__Texto para leitura__:
________________________________________

Sem pretensão de rediscutir tal assunto, já por demais abordado e explorado, e tampouco pretendendo efetuar defesa do aborto em sentido amplo, o objeto do presente artigo é enfocar o debate a respeito do aborto legal decorrente de estupro, cuja autorização se acha prevista no Código Penal em vigor, diploma legislativo dos anos 40.
É de se notar que mesmo naqueles tempos conservadores, o legislador houve por bem permitir o aborto decorrente de estupro, seguramente porque sensível à dor e desespero da mulher que, vítima de tão brutal violência, vê-se, ainda, na terrível contingência de carregar ao longo de 9 meses, 9 penosos meses, o fruto de um ato cuja lembrança e memória só podem gerar profunda dor.
Ninguém questiona a beleza da maternidade, que de todo modo não está associada a uma gravidez forçada, decorrente de violência e brutalidade.
Mais do que isso, esquecem-se aqueles que se mostram contrários a tal dispositivo legal, defendendo a retirada desse permissivo da lei, que não se trata de simplesmente enxergar o valor da vida humana para além de qualquer maldade, preponderando, assim, o valor do direito à vida do nascituro, ainda que fruto de estupro.
Afinal, contra tal direito colide outro de igual dimensão, que diz com o direito à dignidade da pessoa humana, o direito à intimidade, sendo que a permissão de se realizar aborto, em caso de estupro, objetiva dar tratamento respeitoso e digno à mulher, que, muitas vezes casada, já com outros filhos, com emprego, vida social, será submetida a novos e reiterados constrangimentos.
Continuará a ser impiedosamente punida em sua condição de vítima, tendo que renovar cotidianamente sua dor, explicando a amigos e conhecidos que sua gravidez prescinde de comemorações e cumprimentos, vergonha e horror que alcançarão maiores proporções diante dos próprios filhos. Como lhes explicar que aquela criança que traz em sua barriga – irmã/irmão dos demais rebentos - não é desejada? Pior ainda, como explicar aos filhos as razões desse comportamento materno, sem gerar neles próprios dor, sofrimento e eventualmente sentimentos contraditórios de rejeição e incompreensão? E o relacionamento com o marido ou namorado ao longo desses meses? Será que não restaria abalado? E como lidar com o seu próprio corpo transformando-se dia a dia, sem que isso lhe traga qualquer sensação de felicidade?

________________________________________

__Objetivo da tarefa__: Retome o texto sobre o aborto em caso de estupro e dê continuidade a ele logo depois da última frase. Os registros não têm relação com o texto sobre o aborto em caso de estupro.

________________________________________

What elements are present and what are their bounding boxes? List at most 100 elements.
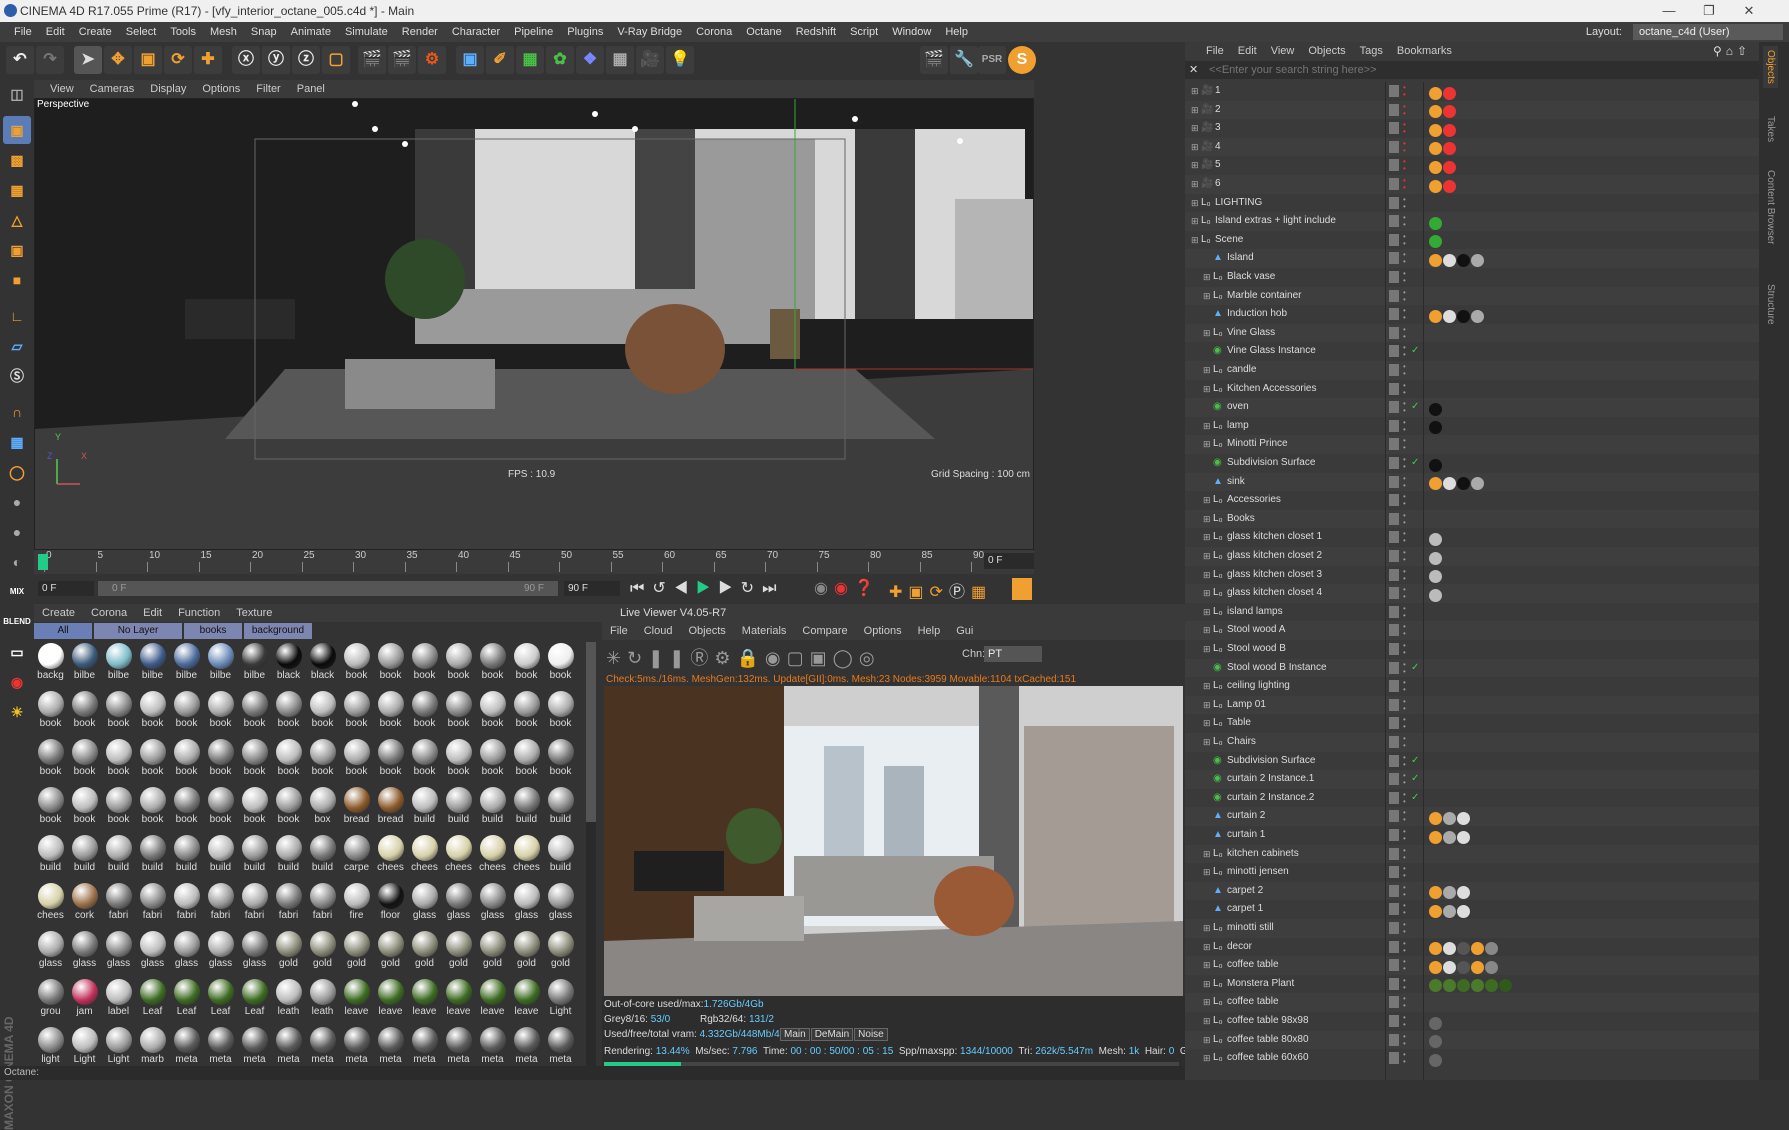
material-swatch[interactable]: bilbe: [104, 642, 133, 686]
visibility-toggle-icon[interactable]: [1389, 140, 1399, 153]
lv-send-scene-icon[interactable]: ✳: [606, 648, 627, 668]
key-param-icon[interactable]: Ⓟ: [949, 584, 971, 601]
search-close-icon[interactable]: ✕: [1189, 61, 1198, 79]
render-dots-icon[interactable]: • •: [1403, 716, 1406, 731]
visibility-toggle-icon[interactable]: [1389, 419, 1399, 432]
material-swatch[interactable]: book: [478, 738, 507, 782]
material-swatch[interactable]: leave: [478, 978, 507, 1022]
expand-toggle-icon[interactable]: ⊞: [1203, 380, 1211, 399]
visibility-toggle-icon[interactable]: [1389, 996, 1399, 1009]
object-row[interactable]: ⊞ L₀ LIGHTING • •: [1185, 194, 1759, 213]
visibility-toggle-icon[interactable]: [1389, 345, 1399, 358]
material-swatch[interactable]: box: [308, 786, 337, 830]
material-swatch[interactable]: fabri: [308, 882, 337, 926]
material-swatch[interactable]: book: [138, 690, 167, 734]
menu-item[interactable]: Animate: [284, 22, 338, 42]
pen-spline-icon[interactable]: ✐: [486, 46, 514, 74]
menu-item[interactable]: Script: [843, 22, 885, 42]
lv-clay-icon[interactable]: ▢: [787, 648, 810, 668]
material-swatch[interactable]: gold: [342, 930, 371, 974]
object-row[interactable]: ◉ curtain 2 Instance.2 • • ✓: [1185, 789, 1759, 808]
material-swatch[interactable]: jam: [70, 978, 99, 1022]
menu-item[interactable]: Redshift: [789, 22, 843, 42]
material-swatch[interactable]: book: [444, 690, 473, 734]
object-row[interactable]: ⊞ 🎥 6 • •: [1185, 175, 1759, 194]
render-dots-icon[interactable]: • •: [1403, 232, 1406, 247]
object-row[interactable]: ⊞ 🎥 4 • •: [1185, 137, 1759, 157]
render-dots-icon[interactable]: • •: [1403, 1032, 1406, 1047]
up-arrow-icon[interactable]: ⇧: [1737, 44, 1751, 58]
home-icon[interactable]: ⌂: [1726, 44, 1737, 58]
visibility-toggle-icon[interactable]: [1389, 457, 1399, 469]
material-swatch[interactable]: glass: [172, 930, 201, 974]
expand-toggle-icon[interactable]: ⊞: [1203, 1012, 1211, 1031]
object-menu-item[interactable]: File: [1199, 45, 1231, 57]
material-tag-icon[interactable]: [1443, 979, 1456, 993]
key-rotation-icon[interactable]: ⟳: [930, 584, 949, 601]
material-swatch[interactable]: leave: [376, 978, 405, 1022]
material-tag-icon[interactable]: [1429, 551, 1442, 565]
render-dots-icon[interactable]: • •: [1403, 753, 1406, 768]
rotate-tool-icon[interactable]: ⟳: [164, 46, 192, 74]
object-row[interactable]: ▲ carpet 1 • •: [1185, 900, 1759, 919]
material-swatch[interactable]: book: [240, 738, 269, 782]
material-swatch[interactable]: book: [342, 690, 371, 734]
pass-tab[interactable]: Noise: [854, 1028, 888, 1041]
object-row[interactable]: ⊞ L₀ Vine Glass • •: [1185, 323, 1759, 343]
snap-mode-icon[interactable]: Ⓢ: [3, 362, 31, 390]
material-swatch[interactable]: book: [36, 690, 65, 734]
enabled-check-icon[interactable]: ✓: [1411, 398, 1419, 417]
visibility-toggle-icon[interactable]: [1389, 289, 1399, 302]
live-viewer-menu-item[interactable]: File: [602, 625, 636, 637]
render-dots-icon[interactable]: • •: [1403, 790, 1406, 805]
visibility-toggle-icon[interactable]: [1389, 364, 1399, 376]
render-dots-icon[interactable]: • •: [1403, 623, 1406, 638]
menu-item[interactable]: Tools: [163, 22, 203, 42]
material-tag-icon[interactable]: [1457, 309, 1470, 323]
material-tag-icon[interactable]: [1429, 532, 1442, 546]
material-swatch[interactable]: fabri: [240, 882, 269, 926]
visibility-toggle-icon[interactable]: [1389, 438, 1399, 451]
material-tag-icon[interactable]: [1429, 179, 1442, 193]
material-tag-icon[interactable]: [1485, 942, 1498, 956]
autokey-icon[interactable]: ◉: [834, 580, 854, 597]
material-tag-icon[interactable]: [1471, 309, 1484, 323]
render-dots-icon[interactable]: • •: [1403, 325, 1406, 340]
material-swatch[interactable]: book: [342, 738, 371, 782]
expand-toggle-icon[interactable]: ⊞: [1203, 566, 1211, 585]
material-tag-icon[interactable]: [1485, 979, 1498, 993]
play-icon[interactable]: ▶: [696, 580, 718, 597]
render-dots-icon[interactable]: • •: [1403, 214, 1406, 229]
expand-toggle-icon[interactable]: ⊞: [1203, 621, 1211, 640]
material-swatch[interactable]: Leaf: [138, 978, 167, 1022]
viewport-menu-item[interactable]: Filter: [248, 83, 288, 95]
material-swatch[interactable]: Light: [104, 1026, 133, 1070]
render-dots-icon[interactable]: • •: [1403, 958, 1406, 973]
material-swatch[interactable]: glass: [70, 930, 99, 974]
material-swatch[interactable]: gold: [546, 930, 575, 974]
material-tag-icon[interactable]: [1457, 886, 1470, 900]
material-tag-icon[interactable]: [1443, 830, 1456, 844]
render-dots-icon[interactable]: • •: [1403, 1051, 1406, 1066]
psr-icon[interactable]: PSR: [978, 46, 1006, 74]
material-swatch[interactable]: build: [512, 786, 541, 830]
expand-toggle-icon[interactable]: ⊞: [1203, 584, 1211, 603]
material-swatch[interactable]: gold: [376, 930, 405, 974]
material-swatch[interactable]: book: [36, 786, 65, 830]
material-swatch[interactable]: floor: [376, 882, 405, 926]
visibility-toggle-icon[interactable]: [1389, 959, 1399, 972]
material-tag-icon[interactable]: [1429, 1016, 1442, 1030]
material-swatch[interactable]: fabri: [138, 882, 167, 926]
layout-selector[interactable]: Layout: octane_c4d (User): [1579, 22, 1789, 42]
locked-workplane-icon[interactable]: ◯: [3, 458, 31, 486]
render-preview[interactable]: [604, 686, 1183, 996]
render-dots-icon[interactable]: • •: [1403, 735, 1406, 750]
scale-tool-icon[interactable]: ▣: [134, 46, 162, 74]
expand-toggle-icon[interactable]: ⊞: [1203, 993, 1211, 1012]
material-swatch[interactable]: gold: [512, 930, 541, 974]
visibility-toggle-icon[interactable]: [1389, 717, 1399, 730]
material-swatch[interactable]: light: [36, 1026, 65, 1070]
expand-toggle-icon[interactable]: ⊞: [1191, 82, 1199, 101]
expand-toggle-icon[interactable]: ⊞: [1203, 845, 1211, 864]
material-swatch[interactable]: black: [274, 642, 303, 686]
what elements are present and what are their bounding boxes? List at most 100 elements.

________________________________________

__Resultado do exercício__:
Ora, obrigar a mulher vítima de um estupro a abrir mão de sua vida pessoal, afetiva, social e profissional, gerando-lhe possíveis danos físicos, emocionais e psíquicos, soa desumano, sob qualquer ótica e perspectiva, equivalendo retirar dessa pessoa humana qualquer direito a valores como respeito e dignidade, sob o argumento de que o feto que traz em seu ventre – expectativa de vida futura - é mais importante e valioso que a vida já concretizada e plena de reconhecimento, afeto e inserção social consolidada da própria gestante.
Implica desconhecer, por fim, a angústia e o tormento que sempre acompanham a tomada dessa terrível decisão, razão pela qual o mínimo que se pode destinar a mulheres nessa trágica situação é a possibilidade de ver sua dor amparada pelo Estado. Daí porque entendermos que essa hipótese de aborto legal – como de resto a outra prevista no art. 128, do Código Penal - deve ser mantida na legislação em vigor, anotado que se trata de mera opção concedida a cada vítima de um estupro, de forma que ela – que já não teve condições de optar pela gravidez – possa, mediante menor grau de sofrimento, resultado do apoio estatal consubstanciado na lei que lhe retira o estigma de criminosa, tomar tão penosa decisão.
Tereza Cristina M. K. Exner é Procuradora de Justiça e integrante do Movimento do Ministério Público Democrático - MPD.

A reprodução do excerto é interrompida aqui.